EXCERPTED PASSAGE:
Ms. Walters said fee compression remains widespread in the money management industry and that many managers, like Fidelity, are getting creative about the pricing of their strategies.
"Our conversations with money managers lead with the passive vs. active investment dilemma and quickly turn to the cost of investment strategies," Ms. Walters said, noting that managers also are looking to "get clients in the door and try to persuade them to invest more in other strategies the firm offers, particularly higher-fee actively managed strategies and alternative investments."
Industry watchers said Fidelity's move to offer no-cost indexed retail mutual funds, low-cost passively managed mutual funds and collective investment trusts clearly is an effort to increase assets under management from investors of all kinds.
Fitch Ratings Inc. said in a news release that Fidelity's zero-fee mutual funds are "clearly intended to grow (or defend) its assets under management," adding "Fidelity is predominantly an active fund manager. The introduction of the zero-fee funds and the fee cut to other passive funds may help it more quickly increase passive market share relative to larger passive-fund platforms such as BlackRock (BLK) (Inc.) and Vanguard (Group Inc.) Fidelity's diversified business model, including wealth management and brokerage activities, may help reduce the impact of foregone management fee revenue."

DATASET ENTRIES:
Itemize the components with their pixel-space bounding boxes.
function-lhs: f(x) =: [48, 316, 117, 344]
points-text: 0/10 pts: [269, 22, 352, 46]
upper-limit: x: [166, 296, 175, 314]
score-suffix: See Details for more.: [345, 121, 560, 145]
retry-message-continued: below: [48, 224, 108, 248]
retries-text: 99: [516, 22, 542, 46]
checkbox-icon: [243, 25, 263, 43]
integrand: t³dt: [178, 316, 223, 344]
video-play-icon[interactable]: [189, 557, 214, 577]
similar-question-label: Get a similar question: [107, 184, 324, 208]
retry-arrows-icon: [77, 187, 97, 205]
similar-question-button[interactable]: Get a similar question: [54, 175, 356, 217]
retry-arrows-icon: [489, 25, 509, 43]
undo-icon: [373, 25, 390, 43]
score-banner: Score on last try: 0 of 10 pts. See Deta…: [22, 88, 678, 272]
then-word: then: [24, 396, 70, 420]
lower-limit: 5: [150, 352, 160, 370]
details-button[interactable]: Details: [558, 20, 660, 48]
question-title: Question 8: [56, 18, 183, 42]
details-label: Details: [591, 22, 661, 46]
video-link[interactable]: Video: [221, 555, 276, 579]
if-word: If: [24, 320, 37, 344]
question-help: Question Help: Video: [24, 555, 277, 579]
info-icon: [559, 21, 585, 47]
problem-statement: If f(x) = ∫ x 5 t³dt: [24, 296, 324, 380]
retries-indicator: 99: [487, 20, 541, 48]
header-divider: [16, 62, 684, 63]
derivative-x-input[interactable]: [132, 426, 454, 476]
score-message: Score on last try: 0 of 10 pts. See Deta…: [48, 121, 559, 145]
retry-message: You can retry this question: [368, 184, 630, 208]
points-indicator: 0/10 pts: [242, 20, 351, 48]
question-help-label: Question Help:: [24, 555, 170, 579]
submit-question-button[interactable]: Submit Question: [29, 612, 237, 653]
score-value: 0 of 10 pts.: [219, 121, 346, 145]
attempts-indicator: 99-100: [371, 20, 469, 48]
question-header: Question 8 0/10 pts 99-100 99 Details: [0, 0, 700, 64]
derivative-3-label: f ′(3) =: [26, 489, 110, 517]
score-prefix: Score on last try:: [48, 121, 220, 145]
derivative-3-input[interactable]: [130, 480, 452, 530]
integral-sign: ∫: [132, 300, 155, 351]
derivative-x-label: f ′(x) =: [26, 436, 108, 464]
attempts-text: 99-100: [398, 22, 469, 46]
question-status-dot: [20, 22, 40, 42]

EXERCISE 1:
According to the passage on Fidelity's fees, what kind of fund manager does Fitch Ratings say Fidelity mostly is?
EXERCISE 2:
Shorten the paragraph beginning "Fitch Ratings Inc. said in a news release" from the passage on Fidelity's fees, keeping its main facts.
EXERCISE 3:
Translate this sentence from the passage on Fidelity's fees into Spanish: "Ms. Walters said fee compression remains widespread in the money management industry and that many managers, like Fidelity, are getting creative about the pricing of their strategies."
The listing has nothing to do with the passage on Fidelity's fees.

RESPONSE AREA 1:
Fidelity is mostly an active fund manager.

RESPONSE AREA 2:
In a news release, Fitch Ratings Inc. said Fidelity's zero-fee mutual funds are clearly meant to grow or defend its assets under management. Fitch noted that Fidelity is mainly an active fund manager. The zero-fee funds and fee cuts on other passive funds may help it gain passive market share faster against bigger passive-fund platforms like BlackRock and Vanguard. Fidelity's varied business, including wealth management and brokerage, may soften the loss of management fee revenue.

RESPONSE AREA 3:
La Sra. Walters dijo que la compresión de comisiones sigue estando muy extendida en la industria de gestión de dinero y que muchos gestores, como Fidelity, están siendo creativos a la hora de fijar los precios de sus estrategias.